Problem requirements:
All of the data must be printed exactly; please include every line.

Material:
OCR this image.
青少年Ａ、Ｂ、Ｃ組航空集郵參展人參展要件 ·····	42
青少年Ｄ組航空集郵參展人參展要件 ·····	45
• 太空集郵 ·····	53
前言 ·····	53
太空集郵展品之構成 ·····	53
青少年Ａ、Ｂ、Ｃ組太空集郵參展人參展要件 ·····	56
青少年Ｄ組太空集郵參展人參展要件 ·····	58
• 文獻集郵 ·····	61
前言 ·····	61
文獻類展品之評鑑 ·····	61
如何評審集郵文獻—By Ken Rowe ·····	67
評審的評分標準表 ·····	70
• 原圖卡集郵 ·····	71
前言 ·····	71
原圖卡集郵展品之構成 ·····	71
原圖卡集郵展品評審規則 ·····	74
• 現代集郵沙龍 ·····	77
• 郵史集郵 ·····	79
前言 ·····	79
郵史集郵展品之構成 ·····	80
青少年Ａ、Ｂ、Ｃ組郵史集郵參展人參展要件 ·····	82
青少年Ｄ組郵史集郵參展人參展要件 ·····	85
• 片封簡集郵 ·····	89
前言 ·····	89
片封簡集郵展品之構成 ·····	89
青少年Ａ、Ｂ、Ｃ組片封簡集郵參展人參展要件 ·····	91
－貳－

The answer:
OCR this image.
青少年Ａ、Ｂ、Ｃ組航空集郵參展人參展要件 ·····	42
青少年Ｄ組航空集郵參展人參展要件 ·····	45
• 太空集郵 ·····	53
前言 ·····	53
太空集郵展品之構成 ·····	53
青少年Ａ、Ｂ、Ｃ組太空集郵參展人參展要件 ·····	56
青少年Ｄ組太空集郵參展人參展要件 ·····	58
• 文獻集郵 ·····	61
前言 ·····	61
文獻類展品之評鑑 ·····	61
如何評審集郵文獻—By Ken Rowe ·····	67
評審的評分標準表 ·····	70
• 原圖卡集郵 ·····	71
前言 ·····	71
原圖卡集郵展品之構成 ·····	71
原圖卡集郵展品評審規則 ·····	74
• 現代集郵沙龍 ·····	77
• 郵史集郵 ·····	79
前言 ·····	79
郵史集郵展品之構成 ·····	80
青少年Ａ、Ｂ、Ｃ組郵史集郵參展人參展要件 ·····	82
青少年Ｄ組郵史集郵參展人參展要件 ·····	85
• 片封簡集郵 ·····	89
前言 ·····	89
片封簡集郵展品之構成 ·····	89
青少年Ａ、Ｂ、Ｃ組片封簡集郵參展人參展要件 ·····	91
－貳－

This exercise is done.